Write the data out again, character for character, with no images.
==== ENTRIES
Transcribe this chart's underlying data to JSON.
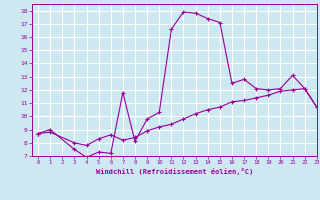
{
  "title": "",
  "xlabel": "Windchill (Refroidissement éolien,°C)",
  "background_color": "#cde8f0",
  "grid_color": "#ffffff",
  "line_color": "#990099",
  "xlim": [
    -0.5,
    23
  ],
  "ylim": [
    7,
    18.5
  ],
  "xticks": [
    0,
    1,
    2,
    3,
    4,
    5,
    6,
    7,
    8,
    9,
    10,
    11,
    12,
    13,
    14,
    15,
    16,
    17,
    18,
    19,
    20,
    21,
    22,
    23
  ],
  "yticks": [
    7,
    8,
    9,
    10,
    11,
    12,
    13,
    14,
    15,
    16,
    17,
    18
  ],
  "line1_x": [
    0,
    1,
    3,
    4,
    5,
    6,
    7,
    8,
    9,
    10,
    11,
    12,
    13,
    14,
    15,
    16,
    17,
    18,
    19,
    20,
    21,
    22,
    23
  ],
  "line1_y": [
    8.7,
    9.0,
    7.5,
    6.9,
    7.3,
    7.2,
    11.8,
    8.1,
    9.8,
    10.3,
    16.6,
    17.9,
    17.8,
    17.4,
    17.1,
    12.5,
    12.8,
    12.1,
    12.0,
    12.1,
    13.1,
    12.1,
    10.7
  ],
  "line2_x": [
    0,
    1,
    3,
    4,
    5,
    6,
    7,
    8,
    9,
    10,
    11,
    12,
    13,
    14,
    15,
    16,
    17,
    18,
    19,
    20,
    21,
    22,
    23
  ],
  "line2_y": [
    8.7,
    8.8,
    8.0,
    7.8,
    8.3,
    8.6,
    8.2,
    8.4,
    8.9,
    9.2,
    9.4,
    9.8,
    10.2,
    10.5,
    10.7,
    11.1,
    11.2,
    11.4,
    11.6,
    11.9,
    12.0,
    12.1,
    10.7
  ],
  "marker": "+"
}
========
■ ANSWER FOR THIS EXERCISE
Transcribe this chart's underlying data to JSON.
{
  "title": "",
  "xlabel": "Windchill (Refroidissement éolien,°C)",
  "background_color": "#cde8f0",
  "grid_color": "#ffffff",
  "line_color": "#990099",
  "xlim": [
    -0.5,
    23
  ],
  "ylim": [
    7,
    18.5
  ],
  "xticks": [
    0,
    1,
    2,
    3,
    4,
    5,
    6,
    7,
    8,
    9,
    10,
    11,
    12,
    13,
    14,
    15,
    16,
    17,
    18,
    19,
    20,
    21,
    22,
    23
  ],
  "yticks": [
    7,
    8,
    9,
    10,
    11,
    12,
    13,
    14,
    15,
    16,
    17,
    18
  ],
  "line1_x": [
    0,
    1,
    3,
    4,
    5,
    6,
    7,
    8,
    9,
    10,
    11,
    12,
    13,
    14,
    15,
    16,
    17,
    18,
    19,
    20,
    21,
    22,
    23
  ],
  "line1_y": [
    8.7,
    9.0,
    7.5,
    6.9,
    7.3,
    7.2,
    11.8,
    8.1,
    9.8,
    10.3,
    16.6,
    17.9,
    17.8,
    17.4,
    17.1,
    12.5,
    12.8,
    12.1,
    12.0,
    12.1,
    13.1,
    12.1,
    10.7
  ],
  "line2_x": [
    0,
    1,
    3,
    4,
    5,
    6,
    7,
    8,
    9,
    10,
    11,
    12,
    13,
    14,
    15,
    16,
    17,
    18,
    19,
    20,
    21,
    22,
    23
  ],
  "line2_y": [
    8.7,
    8.8,
    8.0,
    7.8,
    8.3,
    8.6,
    8.2,
    8.4,
    8.9,
    9.2,
    9.4,
    9.8,
    10.2,
    10.5,
    10.7,
    11.1,
    11.2,
    11.4,
    11.6,
    11.9,
    12.0,
    12.1,
    10.7
  ],
  "marker": "+"
}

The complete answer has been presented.